### Task input
* * * *

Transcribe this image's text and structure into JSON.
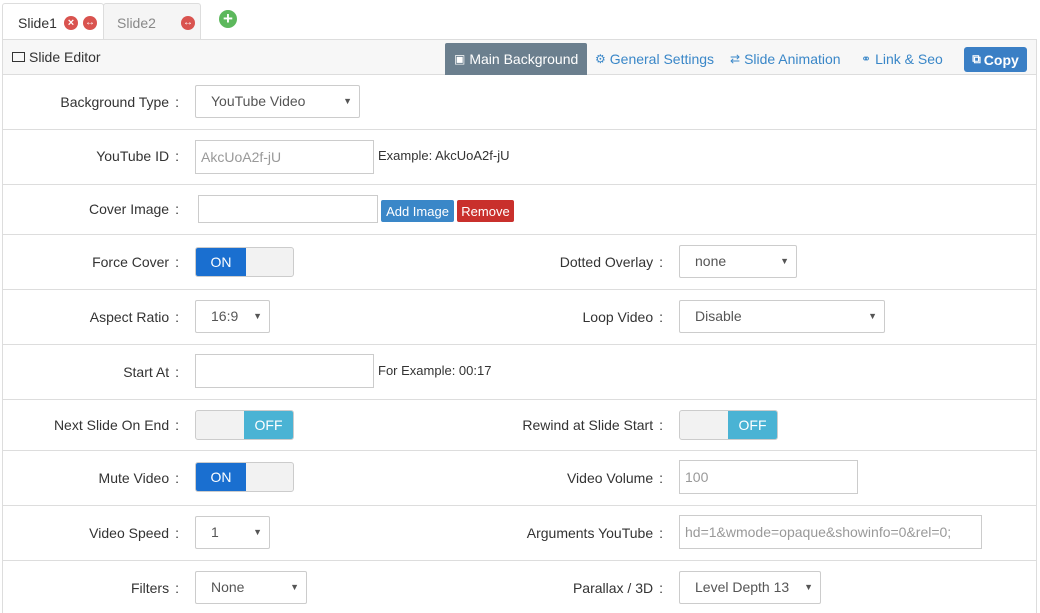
{
  "tabs": [
    {
      "label": "Slide1",
      "active": true
    },
    {
      "label": "Slide2",
      "active": false
    }
  ],
  "icons": {
    "close": "×",
    "move": "↔",
    "add": "+"
  },
  "editor": {
    "title": "Slide Editor",
    "header_tabs": [
      {
        "label": "Main Background",
        "icon": "image-icon",
        "active": true
      },
      {
        "label": "General Settings",
        "icon": "gear-icon",
        "active": false
      },
      {
        "label": "Slide Animation",
        "icon": "shuffle-icon",
        "active": false
      },
      {
        "label": "Link & Seo",
        "icon": "link-icon",
        "active": false
      }
    ],
    "copy_label": "Copy"
  },
  "fields": {
    "background_type": {
      "label": "Background Type",
      "value": "YouTube Video"
    },
    "youtube_id": {
      "label": "YouTube ID",
      "value": "AkcUoA2f-jU",
      "hint": "Example: AkcUoA2f-jU"
    },
    "cover_image": {
      "label": "Cover Image",
      "value": "",
      "add_label": "Add Image",
      "remove_label": "Remove"
    },
    "force_cover": {
      "label": "Force Cover",
      "state": "ON"
    },
    "dotted_overlay": {
      "label": "Dotted Overlay",
      "value": "none"
    },
    "aspect_ratio": {
      "label": "Aspect Ratio",
      "value": "16:9"
    },
    "loop_video": {
      "label": "Loop Video",
      "value": "Disable"
    },
    "start_at": {
      "label": "Start At",
      "value": "",
      "hint": "For Example: 00:17"
    },
    "next_slide_on_end": {
      "label": "Next Slide On End",
      "state": "OFF"
    },
    "rewind_at_slide_start": {
      "label": "Rewind at Slide Start",
      "state": "OFF"
    },
    "mute_video": {
      "label": "Mute Video",
      "state": "ON"
    },
    "video_volume": {
      "label": "Video Volume",
      "value": "100"
    },
    "video_speed": {
      "label": "Video Speed",
      "value": "1"
    },
    "arguments_youtube": {
      "label": "Arguments YouTube",
      "value": "hd=1&wmode=opaque&showinfo=0&rel=0;"
    },
    "filters": {
      "label": "Filters",
      "value": "None"
    },
    "parallax_3d": {
      "label": "Parallax / 3D",
      "value": "Level Depth 13"
    }
  },
  "separator": ":"
}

* * * *

Every line that holds the string "value" should be returned.

      "value": "YouTube Video"
      "value": "AkcUoA2f-jU",
      "value": "",
      "value": "none"
      "value": "16:9"
      "value": "Disable"
      "value": "",
      "value": "100"
      "value": "1"
      "value": "hd=1&wmode=opaque&showinfo=0&rel=0;"
      "value": "None"
      "value": "Level Depth 13"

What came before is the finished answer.